**WHAT THE TASK ASKS:** State how many lines of the items contain the string "cell", giving only the number.

**RECORDS SUPPLIED:**
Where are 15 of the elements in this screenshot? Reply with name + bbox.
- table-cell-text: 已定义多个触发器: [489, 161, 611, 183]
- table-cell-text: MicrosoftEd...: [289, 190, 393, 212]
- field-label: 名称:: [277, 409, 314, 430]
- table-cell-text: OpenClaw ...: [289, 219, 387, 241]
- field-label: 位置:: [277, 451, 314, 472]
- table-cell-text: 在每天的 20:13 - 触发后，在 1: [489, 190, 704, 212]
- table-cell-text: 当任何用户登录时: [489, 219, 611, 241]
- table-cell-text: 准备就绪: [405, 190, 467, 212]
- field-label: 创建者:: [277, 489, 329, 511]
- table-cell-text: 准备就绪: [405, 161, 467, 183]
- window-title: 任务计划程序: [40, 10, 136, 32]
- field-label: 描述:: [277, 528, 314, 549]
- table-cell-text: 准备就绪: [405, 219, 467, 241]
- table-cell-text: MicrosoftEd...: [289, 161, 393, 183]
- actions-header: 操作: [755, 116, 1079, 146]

**TASK ANSWER:** 9